Extract each line from the entries below that has the string "جاپانی" in it.

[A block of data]
+--

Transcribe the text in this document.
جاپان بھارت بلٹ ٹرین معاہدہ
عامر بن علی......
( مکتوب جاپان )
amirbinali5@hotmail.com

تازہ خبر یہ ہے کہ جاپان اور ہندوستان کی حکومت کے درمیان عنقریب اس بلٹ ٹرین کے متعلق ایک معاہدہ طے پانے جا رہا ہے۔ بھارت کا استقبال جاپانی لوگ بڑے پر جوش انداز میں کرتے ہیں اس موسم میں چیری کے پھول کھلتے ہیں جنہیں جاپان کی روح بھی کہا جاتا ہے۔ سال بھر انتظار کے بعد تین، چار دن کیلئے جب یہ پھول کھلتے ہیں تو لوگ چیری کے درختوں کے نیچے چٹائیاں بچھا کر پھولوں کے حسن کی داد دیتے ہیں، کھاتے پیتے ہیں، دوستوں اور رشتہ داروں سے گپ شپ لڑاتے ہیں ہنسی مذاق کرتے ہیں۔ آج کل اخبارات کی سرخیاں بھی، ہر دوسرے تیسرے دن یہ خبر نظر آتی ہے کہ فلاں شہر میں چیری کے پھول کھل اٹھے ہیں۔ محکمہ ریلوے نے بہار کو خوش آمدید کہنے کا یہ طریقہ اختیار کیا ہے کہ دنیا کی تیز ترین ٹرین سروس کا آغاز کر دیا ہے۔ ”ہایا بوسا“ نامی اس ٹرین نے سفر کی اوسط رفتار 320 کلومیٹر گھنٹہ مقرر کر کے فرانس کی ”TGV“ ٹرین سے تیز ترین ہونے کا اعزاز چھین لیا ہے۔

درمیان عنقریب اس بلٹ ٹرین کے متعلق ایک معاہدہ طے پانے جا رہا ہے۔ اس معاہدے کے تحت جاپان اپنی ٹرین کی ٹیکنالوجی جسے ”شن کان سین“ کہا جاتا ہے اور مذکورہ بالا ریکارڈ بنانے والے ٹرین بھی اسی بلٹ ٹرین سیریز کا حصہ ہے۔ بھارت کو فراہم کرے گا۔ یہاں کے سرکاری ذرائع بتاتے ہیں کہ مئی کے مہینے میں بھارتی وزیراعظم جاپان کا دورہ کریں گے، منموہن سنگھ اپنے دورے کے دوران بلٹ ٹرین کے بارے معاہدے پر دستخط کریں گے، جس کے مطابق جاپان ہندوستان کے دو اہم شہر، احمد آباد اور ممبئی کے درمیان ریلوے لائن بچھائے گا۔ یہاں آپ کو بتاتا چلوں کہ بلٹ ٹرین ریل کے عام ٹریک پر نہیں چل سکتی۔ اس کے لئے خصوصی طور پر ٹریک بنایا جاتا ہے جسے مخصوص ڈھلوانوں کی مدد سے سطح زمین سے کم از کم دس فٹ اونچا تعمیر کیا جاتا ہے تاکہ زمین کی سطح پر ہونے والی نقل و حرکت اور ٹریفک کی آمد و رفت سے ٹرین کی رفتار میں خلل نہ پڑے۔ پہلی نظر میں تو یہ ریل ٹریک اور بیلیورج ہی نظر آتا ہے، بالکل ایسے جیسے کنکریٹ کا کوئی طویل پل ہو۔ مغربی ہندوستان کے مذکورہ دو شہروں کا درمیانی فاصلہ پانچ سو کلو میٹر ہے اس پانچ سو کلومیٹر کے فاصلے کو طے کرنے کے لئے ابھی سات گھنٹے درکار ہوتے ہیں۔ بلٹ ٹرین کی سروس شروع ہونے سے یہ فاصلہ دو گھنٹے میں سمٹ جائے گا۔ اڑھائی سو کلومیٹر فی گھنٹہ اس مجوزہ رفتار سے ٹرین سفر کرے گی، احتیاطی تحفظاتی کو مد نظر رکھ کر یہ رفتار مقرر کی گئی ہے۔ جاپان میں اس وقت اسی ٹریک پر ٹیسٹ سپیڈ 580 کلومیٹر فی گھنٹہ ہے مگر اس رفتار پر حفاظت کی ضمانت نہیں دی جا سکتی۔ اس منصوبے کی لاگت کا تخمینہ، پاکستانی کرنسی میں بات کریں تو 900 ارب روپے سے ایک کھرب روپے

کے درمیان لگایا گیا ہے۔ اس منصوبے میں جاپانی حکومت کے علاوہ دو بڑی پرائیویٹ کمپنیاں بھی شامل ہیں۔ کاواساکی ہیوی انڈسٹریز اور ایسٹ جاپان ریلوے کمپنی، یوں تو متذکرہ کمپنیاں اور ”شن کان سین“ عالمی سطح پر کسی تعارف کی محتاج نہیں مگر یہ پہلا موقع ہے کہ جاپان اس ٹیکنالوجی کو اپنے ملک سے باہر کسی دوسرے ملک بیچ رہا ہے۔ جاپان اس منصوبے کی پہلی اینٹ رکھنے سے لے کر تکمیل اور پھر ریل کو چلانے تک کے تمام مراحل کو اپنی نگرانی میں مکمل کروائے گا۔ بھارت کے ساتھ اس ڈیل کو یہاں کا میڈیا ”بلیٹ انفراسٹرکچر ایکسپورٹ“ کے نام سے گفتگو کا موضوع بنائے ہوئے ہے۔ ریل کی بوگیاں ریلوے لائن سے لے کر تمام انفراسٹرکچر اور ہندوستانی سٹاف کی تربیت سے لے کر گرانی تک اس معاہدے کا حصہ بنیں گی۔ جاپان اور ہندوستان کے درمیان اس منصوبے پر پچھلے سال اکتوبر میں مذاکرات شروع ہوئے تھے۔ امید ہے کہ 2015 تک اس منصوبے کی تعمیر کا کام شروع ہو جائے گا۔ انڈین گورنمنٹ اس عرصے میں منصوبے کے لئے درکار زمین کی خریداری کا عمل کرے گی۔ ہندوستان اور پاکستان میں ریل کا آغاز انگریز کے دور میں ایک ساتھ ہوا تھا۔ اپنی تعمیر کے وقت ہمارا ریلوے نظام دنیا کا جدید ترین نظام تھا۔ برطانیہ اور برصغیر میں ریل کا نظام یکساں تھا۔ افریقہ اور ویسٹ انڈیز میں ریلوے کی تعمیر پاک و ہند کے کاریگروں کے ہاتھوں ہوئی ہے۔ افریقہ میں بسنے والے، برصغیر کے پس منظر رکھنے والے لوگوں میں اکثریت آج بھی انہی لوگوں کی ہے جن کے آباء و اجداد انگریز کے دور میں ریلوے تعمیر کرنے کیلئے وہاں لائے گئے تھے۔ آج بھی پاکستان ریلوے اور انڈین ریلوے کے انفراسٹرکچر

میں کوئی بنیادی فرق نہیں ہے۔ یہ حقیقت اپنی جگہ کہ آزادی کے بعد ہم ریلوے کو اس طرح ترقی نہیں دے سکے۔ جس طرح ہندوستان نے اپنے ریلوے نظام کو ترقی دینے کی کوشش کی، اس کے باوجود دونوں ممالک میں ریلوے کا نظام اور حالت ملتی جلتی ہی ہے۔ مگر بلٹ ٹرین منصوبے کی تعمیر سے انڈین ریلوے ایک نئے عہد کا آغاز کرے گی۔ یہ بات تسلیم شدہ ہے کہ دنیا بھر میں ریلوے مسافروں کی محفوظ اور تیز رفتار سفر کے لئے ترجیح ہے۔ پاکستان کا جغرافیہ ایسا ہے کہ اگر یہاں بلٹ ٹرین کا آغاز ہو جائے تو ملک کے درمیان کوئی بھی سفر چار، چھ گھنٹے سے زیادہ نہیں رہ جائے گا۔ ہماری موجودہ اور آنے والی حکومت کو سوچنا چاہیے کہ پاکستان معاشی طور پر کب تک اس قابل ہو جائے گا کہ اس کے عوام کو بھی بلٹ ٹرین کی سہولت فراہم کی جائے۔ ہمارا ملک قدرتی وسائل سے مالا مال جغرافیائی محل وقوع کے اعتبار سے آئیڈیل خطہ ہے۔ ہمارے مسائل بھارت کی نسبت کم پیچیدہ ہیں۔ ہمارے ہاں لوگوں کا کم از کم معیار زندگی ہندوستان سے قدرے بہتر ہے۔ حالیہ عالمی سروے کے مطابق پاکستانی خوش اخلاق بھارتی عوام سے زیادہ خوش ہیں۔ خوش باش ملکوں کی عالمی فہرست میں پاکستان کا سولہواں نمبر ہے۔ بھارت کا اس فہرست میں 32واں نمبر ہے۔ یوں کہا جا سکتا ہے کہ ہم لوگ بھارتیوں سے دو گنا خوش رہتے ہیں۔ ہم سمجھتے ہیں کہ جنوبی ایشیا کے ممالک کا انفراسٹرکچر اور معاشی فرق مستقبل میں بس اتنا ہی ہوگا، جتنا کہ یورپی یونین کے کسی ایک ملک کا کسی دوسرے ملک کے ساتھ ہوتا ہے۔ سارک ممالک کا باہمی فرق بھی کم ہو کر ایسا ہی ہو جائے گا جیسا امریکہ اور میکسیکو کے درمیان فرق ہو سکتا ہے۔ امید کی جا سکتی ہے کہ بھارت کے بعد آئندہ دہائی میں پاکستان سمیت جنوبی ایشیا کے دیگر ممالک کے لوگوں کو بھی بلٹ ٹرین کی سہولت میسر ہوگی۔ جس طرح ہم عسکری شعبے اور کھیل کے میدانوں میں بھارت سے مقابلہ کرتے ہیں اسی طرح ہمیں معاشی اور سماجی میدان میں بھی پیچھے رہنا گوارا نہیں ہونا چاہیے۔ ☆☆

+--

*Response to this exercise*.
تازہ خبر یہ ہے کہ جاپان اور ہندوستان کی حکومت کے درمیان عنقریب اس بلٹ ٹرین کے متعلق ایک معاہدہ طے پانے جا رہا ہے۔ بھارت کا استقبال جاپانی لوگ بڑے پر جوش انداز میں کرتے ہیں اس موسم میں چیری کے پھول کھلتے ہیں جنہیں جاپان کی روح بھی کہا جاتا ہے۔ سال بھر انتظار کے بعد تین، چار دن کیلئے جب یہ پھول کھلتے ہیں تو لوگ چیری کے درختوں کے نیچے چٹائیاں بچھا کر پھولوں کے حسن کی داد دیتے ہیں، کھاتے پیتے ہیں، دوستوں اور رشتہ داروں سے گپ شپ لڑاتے ہیں ہنسی مذاق کرتے ہیں۔ آج کل اخبارات کی سرخیاں بھی، ہر دوسرے تیسرے دن یہ خبر نظر آتی ہے کہ فلاں شہر میں چیری کے پھول کھل اٹھے ہیں۔ محکمہ ریلوے نے بہار کو خوش آمدید کہنے کا یہ طریقہ اختیار کیا ہے کہ دنیا کی تیز ترین ٹرین سروس کا آغاز کر دیا ہے۔ ”ہایا بوسا“ نامی اس ٹرین نے سفر کی اوسط رفتار 320 کلومیٹر گھنٹہ مقرر کر کے فرانس کی ”TGV“ ٹرین سے تیز ترین ہونے کا اعزاز چھین لیا ہے۔
کے درمیان لگایا گیا ہے۔ اس منصوبے میں جاپانی حکومت کے علاوہ دو بڑی پرائیویٹ کمپنیاں بھی شامل ہیں۔ کاواساکی ہیوی انڈسٹریز اور ایسٹ جاپان ریلوے کمپنی، یوں تو متذکرہ کمپنیاں اور ”شن کان سین“ عالمی سطح پر کسی تعارف کی محتاج نہیں مگر یہ پہلا موقع ہے کہ جاپان اس ٹیکنالوجی کو اپنے ملک سے باہر کسی دوسرے ملک بیچ رہا ہے۔ جاپان اس منصوبے کی پہلی اینٹ رکھنے سے لے کر تکمیل اور پھر ریل کو چلانے تک کے تمام مراحل کو اپنی نگرانی میں مکمل کروائے گا۔ بھارت کے ساتھ اس ڈیل کو یہاں کا میڈیا ”بلیٹ انفراسٹرکچر ایکسپورٹ“ کے نام سے گفتگو کا موضوع بنائے ہوئے ہے۔ ریل کی بوگیاں ریلوے لائن سے لے کر تمام انفراسٹرکچر اور ہندوستانی سٹاف کی تربیت سے لے کر گرانی تک اس معاہدے کا حصہ بنیں گی۔ جاپان اور ہندوستان کے درمیان اس منصوبے پر پچھلے سال اکتوبر میں مذاکرات شروع ہوئے تھے۔ امید ہے کہ 2015 تک اس منصوبے کی تعمیر کا کام شروع ہو جائے گا۔ انڈین گورنمنٹ اس عرصے میں منصوبے کے لئے درکار زمین کی خریداری کا عمل کرے گی۔ ہندوستان اور پاکستان میں ریل کا آغاز انگریز کے دور میں ایک ساتھ ہوا تھا۔ اپنی تعمیر کے وقت ہمارا ریلوے نظام دنیا کا جدید ترین نظام تھا۔ برطانیہ اور برصغیر میں ریل کا نظام یکساں تھا۔ افریقہ اور ویسٹ انڈیز میں ریلوے کی تعمیر پاک و ہند کے کاریگروں کے ہاتھوں ہوئی ہے۔ افریقہ میں بسنے والے، برصغیر کے پس منظر رکھنے والے لوگوں میں اکثریت آج بھی انہی لوگوں کی ہے جن کے آباء و اجداد انگریز کے دور میں ریلوے تعمیر کرنے کیلئے وہاں لائے گئے تھے۔ آج بھی پاکستان ریلوے اور انڈین ریلوے کے انفراسٹرکچر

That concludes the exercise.